### SET EXERCISE
Transcribe the records that follow exactly. Skip the pictures.

***

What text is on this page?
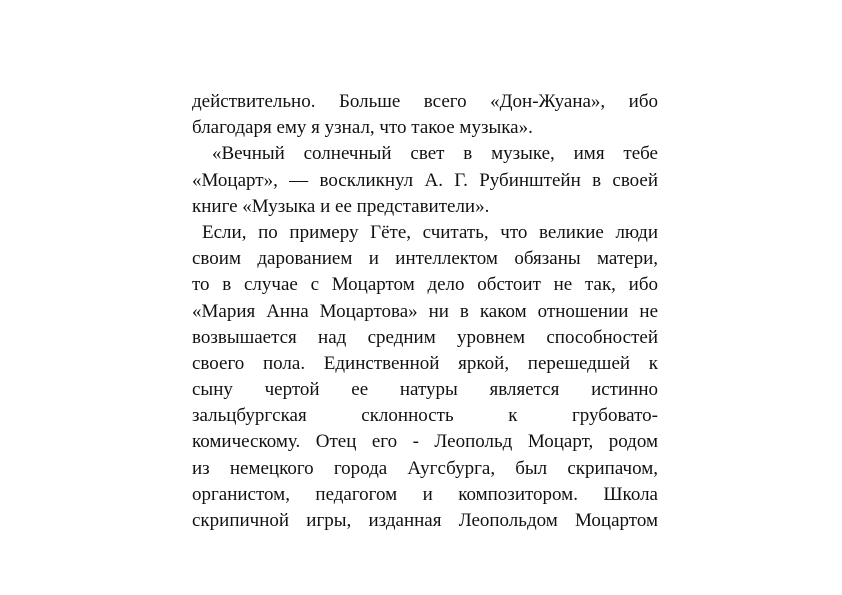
действительно. Больше всего «Дон-Жуана», ибо
благодаря ему я узнал, что такое музыка».
«Вечный солнечный свет в музыке, имя тебе
«Моцарт», — воскликнул А. Г. Рубинштейн в своей
книге «Музыка и ее представители».
Если, по примеру Гёте, считать, что великие люди
своим дарованием и интеллектом обязаны матери,
то в случае с Моцартом дело обстоит не так, ибо
«Мария Анна Моцартова» ни в каком отношении не
возвышается над средним уровнем способностей
своего пола. Единственной яркой, перешедшей к
сыну чертой ее натуры является истинно
зальцбургская склонность к грубовато-
комическому. Отец его - Леопольд Моцарт, родом
из немецкого города Аугсбурга, был скрипачом,
органистом, педагогом и композитором. Школа
скрипичной игры, изданная Леопольдом Моцартом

***

### SOLUTION TO THIS TASK
What text is on this page?
действительно. Больше всего «Дон-Жуана», ибо
благодаря ему я узнал, что такое музыка».
«Вечный солнечный свет в музыке, имя тебе
«Моцарт», — воскликнул А. Г. Рубинштейн в своей
книге «Музыка и ее представители».
Если, по примеру Гёте, считать, что великие люди
своим дарованием и интеллектом обязаны матери,
то в случае с Моцартом дело обстоит не так, ибо
«Мария Анна Моцартова» ни в каком отношении не
возвышается над средним уровнем способностей
своего пола. Единственной яркой, перешедшей к
сыну чертой ее натуры является истинно
зальцбургская склонность к грубовато-
комическому. Отец его - Леопольд Моцарт, родом
из немецкого города Аугсбурга, был скрипачом,
органистом, педагогом и композитором. Школа
скрипичной игры, изданная Леопольдом Моцартом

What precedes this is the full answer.